» **Short exercise**
Show all lines from the data that include the word "title".

· · ·

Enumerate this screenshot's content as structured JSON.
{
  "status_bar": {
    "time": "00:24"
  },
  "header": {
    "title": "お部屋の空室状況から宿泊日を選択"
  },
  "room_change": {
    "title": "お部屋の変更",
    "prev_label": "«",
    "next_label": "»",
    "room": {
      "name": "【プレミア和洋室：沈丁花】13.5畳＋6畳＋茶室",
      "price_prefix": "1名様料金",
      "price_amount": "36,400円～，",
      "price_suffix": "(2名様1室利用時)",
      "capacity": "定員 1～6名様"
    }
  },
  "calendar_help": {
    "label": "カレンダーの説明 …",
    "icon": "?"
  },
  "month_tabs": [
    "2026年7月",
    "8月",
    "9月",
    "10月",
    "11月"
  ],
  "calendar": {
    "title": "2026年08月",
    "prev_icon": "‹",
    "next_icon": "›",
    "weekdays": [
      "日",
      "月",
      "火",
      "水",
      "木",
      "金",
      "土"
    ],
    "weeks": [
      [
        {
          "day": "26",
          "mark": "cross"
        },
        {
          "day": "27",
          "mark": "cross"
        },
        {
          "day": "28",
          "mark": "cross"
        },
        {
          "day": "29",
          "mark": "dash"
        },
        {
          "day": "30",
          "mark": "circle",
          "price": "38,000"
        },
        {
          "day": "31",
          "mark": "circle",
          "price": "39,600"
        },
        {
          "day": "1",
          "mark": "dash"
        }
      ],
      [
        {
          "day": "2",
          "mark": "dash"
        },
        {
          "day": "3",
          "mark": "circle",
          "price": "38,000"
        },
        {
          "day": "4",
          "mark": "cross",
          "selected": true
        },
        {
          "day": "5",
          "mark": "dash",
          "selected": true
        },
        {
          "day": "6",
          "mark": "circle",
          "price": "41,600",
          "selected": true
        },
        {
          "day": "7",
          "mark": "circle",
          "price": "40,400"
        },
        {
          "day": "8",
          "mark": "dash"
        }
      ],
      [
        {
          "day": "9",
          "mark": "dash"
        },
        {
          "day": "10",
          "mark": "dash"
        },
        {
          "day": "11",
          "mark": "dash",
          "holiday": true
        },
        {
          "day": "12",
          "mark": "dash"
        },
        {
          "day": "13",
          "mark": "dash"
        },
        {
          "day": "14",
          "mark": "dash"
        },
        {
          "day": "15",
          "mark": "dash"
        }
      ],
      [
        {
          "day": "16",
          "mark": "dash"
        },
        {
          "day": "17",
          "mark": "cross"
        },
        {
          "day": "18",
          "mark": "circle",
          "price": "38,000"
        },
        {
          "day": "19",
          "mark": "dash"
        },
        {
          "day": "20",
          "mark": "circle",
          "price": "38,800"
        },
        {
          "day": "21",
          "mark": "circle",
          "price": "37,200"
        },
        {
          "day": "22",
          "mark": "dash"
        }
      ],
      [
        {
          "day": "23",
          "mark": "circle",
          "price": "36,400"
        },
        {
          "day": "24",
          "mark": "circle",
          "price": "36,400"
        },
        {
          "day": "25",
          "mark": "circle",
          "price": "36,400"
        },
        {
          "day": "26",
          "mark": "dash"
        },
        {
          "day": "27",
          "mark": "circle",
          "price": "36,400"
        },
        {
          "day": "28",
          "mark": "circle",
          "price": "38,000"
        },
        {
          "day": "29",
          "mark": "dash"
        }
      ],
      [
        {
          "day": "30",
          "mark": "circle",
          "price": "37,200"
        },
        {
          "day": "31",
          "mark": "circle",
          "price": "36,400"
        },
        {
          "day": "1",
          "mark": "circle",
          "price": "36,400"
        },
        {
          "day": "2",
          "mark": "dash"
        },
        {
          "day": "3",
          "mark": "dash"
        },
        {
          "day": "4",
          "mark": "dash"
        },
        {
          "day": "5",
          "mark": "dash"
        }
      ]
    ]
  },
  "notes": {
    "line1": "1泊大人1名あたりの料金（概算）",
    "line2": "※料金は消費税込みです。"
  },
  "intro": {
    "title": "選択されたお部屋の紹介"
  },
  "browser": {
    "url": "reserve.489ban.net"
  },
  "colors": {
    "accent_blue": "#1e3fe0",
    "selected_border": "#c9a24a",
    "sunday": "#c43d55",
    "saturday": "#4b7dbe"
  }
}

· · ·

» **Response to this exercise**
    "title": "お部屋の空室状況から宿泊日を選択"
    "title": "お部屋の変更",
    "title": "2026年08月",
    "title": "選択されたお部屋の紹介"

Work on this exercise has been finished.